This is similar to dma_fence that can end up absolutely everywhere, and
why drm/sched has this decoupling between hw_fence and drm_job fences with
wider visibility. i915-gem/i915-scheduler and a lot of the really old
drivers all get this wrong, and you end up with either terrible explicit
cleanup code that tries to go around looking for all the references that
it needs to drop. Or you just leak.

I think for fences my general approach is going to be to just try to keep to what I'm doing now and minimize the references fences hold, and treat them as a signaling mechanism that ideally doesn't have to hold a reference to anything other than the module. After all, the real king of what needs to be alive is the firmware, and its mechanisms don't map well to fences directly, so I need to do bespoke resource management there anyway (and then just plug it into fences so it can feed into drm_sched and the rest of the world). I don't know if that makes sense, but it feels like it does? I still need to spend a bunch of time thinking about this though...

All these things need to be sorted out at design time so that they're
impossible.

That's the other nice thing about Rust, it makes refactoring a lot faster too! The compiler is really good at annoying you and refusing to compile things until you've fixed all the really dumb mistakes you introduced, and then there's a pretty good chance it'll run and the remaining bugs will be really obvious after that. As much as you learn to hate the compiler, it's so much better than trying to debug things at runtime... ^^

I'm not sure what your opinion is on this, but personally if you/others were okay with it I wouldn't be too worried about hypothetically merging the driver in the state it's in today, with the expectation to hack major parts of it to bits and pieces over the next few months. I've done it a few times already... it usually doesn't take more than a day or two to make some major refactor to a component and get it back up and running. (I do expect to do a bunch of that cleanup over the next few months before it's even possible to merge anyway, just a hypothetical).

### RAW RECORDS
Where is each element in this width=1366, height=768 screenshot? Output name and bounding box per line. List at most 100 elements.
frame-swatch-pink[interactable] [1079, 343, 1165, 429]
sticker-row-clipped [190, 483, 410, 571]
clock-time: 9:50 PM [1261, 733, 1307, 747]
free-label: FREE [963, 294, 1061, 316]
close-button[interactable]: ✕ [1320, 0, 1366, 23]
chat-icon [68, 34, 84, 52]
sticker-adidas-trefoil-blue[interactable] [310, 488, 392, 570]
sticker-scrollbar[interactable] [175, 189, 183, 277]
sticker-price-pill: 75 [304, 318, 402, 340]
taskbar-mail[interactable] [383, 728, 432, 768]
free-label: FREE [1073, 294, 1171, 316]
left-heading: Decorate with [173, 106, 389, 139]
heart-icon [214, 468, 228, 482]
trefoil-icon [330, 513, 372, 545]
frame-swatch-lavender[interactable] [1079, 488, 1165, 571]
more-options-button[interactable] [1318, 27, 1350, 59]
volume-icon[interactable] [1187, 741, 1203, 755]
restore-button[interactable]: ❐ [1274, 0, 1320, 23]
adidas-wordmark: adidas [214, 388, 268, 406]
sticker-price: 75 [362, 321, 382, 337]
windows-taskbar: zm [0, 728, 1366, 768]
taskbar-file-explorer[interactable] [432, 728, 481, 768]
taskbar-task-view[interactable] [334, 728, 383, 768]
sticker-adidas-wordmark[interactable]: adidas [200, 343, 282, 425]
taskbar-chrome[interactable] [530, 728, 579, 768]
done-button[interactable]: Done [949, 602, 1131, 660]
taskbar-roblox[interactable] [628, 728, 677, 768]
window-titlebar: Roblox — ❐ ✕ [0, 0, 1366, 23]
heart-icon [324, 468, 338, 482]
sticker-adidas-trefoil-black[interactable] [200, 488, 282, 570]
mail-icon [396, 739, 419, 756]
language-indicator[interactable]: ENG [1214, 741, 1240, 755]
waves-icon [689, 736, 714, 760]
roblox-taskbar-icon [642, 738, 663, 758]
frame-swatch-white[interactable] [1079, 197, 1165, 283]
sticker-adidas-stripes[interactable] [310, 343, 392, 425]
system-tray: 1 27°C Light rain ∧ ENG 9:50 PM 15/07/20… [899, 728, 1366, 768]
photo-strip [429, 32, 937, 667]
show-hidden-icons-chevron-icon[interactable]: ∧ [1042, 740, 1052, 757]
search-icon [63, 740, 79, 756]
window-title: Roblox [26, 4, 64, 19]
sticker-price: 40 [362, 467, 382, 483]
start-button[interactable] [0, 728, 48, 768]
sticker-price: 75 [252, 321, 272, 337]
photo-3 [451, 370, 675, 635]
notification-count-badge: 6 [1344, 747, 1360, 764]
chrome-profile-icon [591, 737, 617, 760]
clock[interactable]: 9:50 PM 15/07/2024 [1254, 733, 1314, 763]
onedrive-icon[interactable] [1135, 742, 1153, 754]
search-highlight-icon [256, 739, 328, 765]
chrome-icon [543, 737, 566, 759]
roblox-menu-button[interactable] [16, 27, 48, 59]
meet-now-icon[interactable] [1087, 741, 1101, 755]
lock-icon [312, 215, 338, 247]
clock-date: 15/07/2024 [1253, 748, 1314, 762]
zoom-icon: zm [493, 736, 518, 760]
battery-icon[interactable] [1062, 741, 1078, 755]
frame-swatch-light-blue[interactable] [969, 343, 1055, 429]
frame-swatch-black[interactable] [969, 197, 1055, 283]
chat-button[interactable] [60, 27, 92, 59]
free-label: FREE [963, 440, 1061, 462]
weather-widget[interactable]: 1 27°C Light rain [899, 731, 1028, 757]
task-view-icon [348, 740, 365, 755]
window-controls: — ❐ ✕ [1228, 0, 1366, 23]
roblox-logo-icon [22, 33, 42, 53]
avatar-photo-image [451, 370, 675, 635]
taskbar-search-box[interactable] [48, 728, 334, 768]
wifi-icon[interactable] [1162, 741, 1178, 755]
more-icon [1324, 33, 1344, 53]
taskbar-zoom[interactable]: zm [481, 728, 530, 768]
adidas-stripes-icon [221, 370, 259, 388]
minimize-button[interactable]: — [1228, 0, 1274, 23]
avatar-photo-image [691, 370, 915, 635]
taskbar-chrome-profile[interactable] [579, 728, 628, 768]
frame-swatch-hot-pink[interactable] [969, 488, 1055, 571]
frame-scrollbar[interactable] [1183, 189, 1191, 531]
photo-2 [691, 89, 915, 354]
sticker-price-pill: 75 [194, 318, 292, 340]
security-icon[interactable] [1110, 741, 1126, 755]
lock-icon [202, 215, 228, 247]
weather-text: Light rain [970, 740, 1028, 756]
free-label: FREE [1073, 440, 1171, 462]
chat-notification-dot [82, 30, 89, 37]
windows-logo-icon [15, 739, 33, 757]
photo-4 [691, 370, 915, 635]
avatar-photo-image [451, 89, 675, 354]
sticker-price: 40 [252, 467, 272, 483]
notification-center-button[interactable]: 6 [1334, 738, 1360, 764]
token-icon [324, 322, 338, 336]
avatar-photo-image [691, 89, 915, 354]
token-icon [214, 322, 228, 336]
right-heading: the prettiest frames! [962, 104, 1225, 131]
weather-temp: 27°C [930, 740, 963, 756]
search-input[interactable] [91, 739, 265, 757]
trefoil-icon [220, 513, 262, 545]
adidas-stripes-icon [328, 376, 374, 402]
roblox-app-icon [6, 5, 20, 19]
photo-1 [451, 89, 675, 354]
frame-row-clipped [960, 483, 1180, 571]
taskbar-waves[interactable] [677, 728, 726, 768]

### THE PROBLEM
Could you proceed with the text on fence handling and Rust refactoring in the GPU driver, picking up after its final sentence? The lines above stand apart from the text and have nothing to do with it.

### TASK ANSWER
Rust is really good at getting you to come up with a *safe* design as far as
memory and ownership, but that doesn't mean it's perfectly clean code and
more importantly it does nothing for deadlocks and allocating in the wrong
paths and getting resource allocation semantics right etc etc. The GPU FW
queue stuff is at the very least due for another major refactor/cleanup to
defer resource allocation and actual queuing to job prepare/run time (right
now there's some horrible hacks to do it upfront at submit because I don't
have a mechanism to back-patch job structures with those resource IDs later
at exec time, but I want to add that), and along the way I can also fix the
using job fences to block on pending job count thing that Christian really
wants me to do instead of the can_run_job thing, and then getting all this
resource stuff truly right is also going to mean eventually using fences to
handle blocking on resource exhaustion too (though maybe I can get away with
implementing that a bit later)...

The driver works stupidly well for how quickly I wrote it, but it still has
all these rough edges that definitely need fixing before it's something I
could say I'm happy with... I'm sure if you start hammering it with evil
workloads you will hit some of its current problems (like I did yesterday
with the deadlocks on GpuContext inval). I also need to learn more about the
subtleties of fence signaling and all that, especially once a shrinker comes
into play...

Yeah I think rust is impressive at creating working code. The real
challenge, and really where I see all the short term value at least, is in
clarifying the semantics. Because that'll help us to clarify the semantics
on the C side too, which gives immediate benefits for everyone. Not just
new drivers in rust.

But it's also the part that's really, really hard work.

Yup!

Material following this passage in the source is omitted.